[Items from a figure collection]
+ + + +
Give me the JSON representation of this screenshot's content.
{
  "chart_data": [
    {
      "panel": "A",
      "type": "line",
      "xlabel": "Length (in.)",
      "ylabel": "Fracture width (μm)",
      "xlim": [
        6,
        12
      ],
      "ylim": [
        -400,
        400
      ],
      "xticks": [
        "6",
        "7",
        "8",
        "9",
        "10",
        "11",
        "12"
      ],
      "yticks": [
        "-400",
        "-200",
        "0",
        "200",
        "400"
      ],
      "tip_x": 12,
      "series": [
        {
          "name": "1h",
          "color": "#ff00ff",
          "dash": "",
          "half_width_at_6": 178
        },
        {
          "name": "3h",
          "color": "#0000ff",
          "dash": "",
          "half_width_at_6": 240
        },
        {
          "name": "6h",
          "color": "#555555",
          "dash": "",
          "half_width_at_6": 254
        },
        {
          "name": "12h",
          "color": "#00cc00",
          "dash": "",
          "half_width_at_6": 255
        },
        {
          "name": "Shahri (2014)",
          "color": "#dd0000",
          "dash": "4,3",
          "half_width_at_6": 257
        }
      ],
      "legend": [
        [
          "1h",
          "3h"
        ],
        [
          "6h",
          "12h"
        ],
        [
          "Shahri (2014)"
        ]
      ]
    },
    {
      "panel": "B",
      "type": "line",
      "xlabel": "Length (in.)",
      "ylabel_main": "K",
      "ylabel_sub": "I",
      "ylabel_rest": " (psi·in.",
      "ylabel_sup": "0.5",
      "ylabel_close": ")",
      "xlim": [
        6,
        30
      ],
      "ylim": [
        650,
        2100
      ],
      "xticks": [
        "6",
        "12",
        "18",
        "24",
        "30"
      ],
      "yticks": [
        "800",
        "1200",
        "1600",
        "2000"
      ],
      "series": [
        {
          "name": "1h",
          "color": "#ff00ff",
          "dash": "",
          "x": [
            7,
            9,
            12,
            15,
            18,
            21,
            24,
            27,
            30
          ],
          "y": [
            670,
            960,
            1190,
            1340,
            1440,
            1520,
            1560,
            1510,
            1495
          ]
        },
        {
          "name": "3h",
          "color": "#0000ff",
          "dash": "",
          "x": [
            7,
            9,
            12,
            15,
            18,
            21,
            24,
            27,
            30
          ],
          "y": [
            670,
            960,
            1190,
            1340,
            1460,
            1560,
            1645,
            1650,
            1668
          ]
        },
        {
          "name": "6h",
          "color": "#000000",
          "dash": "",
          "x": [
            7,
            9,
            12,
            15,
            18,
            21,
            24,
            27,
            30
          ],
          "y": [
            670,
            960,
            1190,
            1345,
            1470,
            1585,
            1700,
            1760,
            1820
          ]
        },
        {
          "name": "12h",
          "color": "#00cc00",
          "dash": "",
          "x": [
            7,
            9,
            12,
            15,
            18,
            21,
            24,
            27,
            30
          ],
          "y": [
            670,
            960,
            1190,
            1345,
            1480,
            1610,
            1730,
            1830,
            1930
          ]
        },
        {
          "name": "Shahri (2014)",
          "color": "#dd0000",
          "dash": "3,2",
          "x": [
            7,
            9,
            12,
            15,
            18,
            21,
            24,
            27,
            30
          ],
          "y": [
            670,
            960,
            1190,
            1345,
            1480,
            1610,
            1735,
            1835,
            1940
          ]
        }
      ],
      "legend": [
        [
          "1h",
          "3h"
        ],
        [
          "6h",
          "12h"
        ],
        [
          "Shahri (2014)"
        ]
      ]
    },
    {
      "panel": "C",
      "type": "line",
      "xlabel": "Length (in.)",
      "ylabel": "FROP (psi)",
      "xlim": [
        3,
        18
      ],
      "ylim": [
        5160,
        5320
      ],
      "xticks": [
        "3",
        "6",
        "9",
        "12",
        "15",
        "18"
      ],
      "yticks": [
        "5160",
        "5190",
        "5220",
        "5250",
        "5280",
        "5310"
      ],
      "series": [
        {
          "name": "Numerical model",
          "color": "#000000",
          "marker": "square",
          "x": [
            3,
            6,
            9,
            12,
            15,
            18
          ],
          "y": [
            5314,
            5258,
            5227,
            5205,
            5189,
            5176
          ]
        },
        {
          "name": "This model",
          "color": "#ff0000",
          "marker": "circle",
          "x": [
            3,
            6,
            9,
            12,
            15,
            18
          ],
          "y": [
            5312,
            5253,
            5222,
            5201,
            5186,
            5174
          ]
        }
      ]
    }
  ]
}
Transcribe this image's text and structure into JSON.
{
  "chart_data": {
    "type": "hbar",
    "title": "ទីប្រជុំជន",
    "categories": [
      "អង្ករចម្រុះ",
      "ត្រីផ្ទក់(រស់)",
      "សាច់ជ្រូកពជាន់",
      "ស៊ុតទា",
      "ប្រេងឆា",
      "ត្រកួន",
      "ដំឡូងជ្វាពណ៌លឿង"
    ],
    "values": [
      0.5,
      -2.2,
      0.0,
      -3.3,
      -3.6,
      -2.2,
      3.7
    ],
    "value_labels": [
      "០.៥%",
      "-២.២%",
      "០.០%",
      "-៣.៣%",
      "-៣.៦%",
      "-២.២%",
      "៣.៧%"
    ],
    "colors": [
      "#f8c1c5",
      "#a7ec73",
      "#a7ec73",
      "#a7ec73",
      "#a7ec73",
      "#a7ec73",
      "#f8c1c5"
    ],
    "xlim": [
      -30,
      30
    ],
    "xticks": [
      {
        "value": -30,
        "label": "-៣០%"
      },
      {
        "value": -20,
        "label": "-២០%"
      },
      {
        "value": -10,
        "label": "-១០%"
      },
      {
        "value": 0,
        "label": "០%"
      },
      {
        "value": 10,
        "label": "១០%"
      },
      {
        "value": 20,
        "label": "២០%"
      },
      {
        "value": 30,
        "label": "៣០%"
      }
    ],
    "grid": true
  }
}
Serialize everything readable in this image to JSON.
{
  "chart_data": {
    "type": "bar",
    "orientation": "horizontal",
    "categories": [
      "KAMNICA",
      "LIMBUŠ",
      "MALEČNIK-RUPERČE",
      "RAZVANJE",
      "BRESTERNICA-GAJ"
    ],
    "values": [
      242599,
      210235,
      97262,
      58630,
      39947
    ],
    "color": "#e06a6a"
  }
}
+ + + +
### Written exercise
The lines to reproduce run from the one that contains "Serialize everything readable" through the last line above; copy them exactly.

### Response to this exercise
Serialize everything readable in this image to JSON.
{
  "chart_data": {
    "type": "bar",
    "orientation": "horizontal",
    "categories": [
      "KAMNICA",
      "LIMBUŠ",
      "MALEČNIK-RUPERČE",
      "RAZVANJE",
      "BRESTERNICA-GAJ"
    ],
    "values": [
      242599,
      210235,
      97262,
      58630,
      39947
    ],
    "color": "#e06a6a"
  }
}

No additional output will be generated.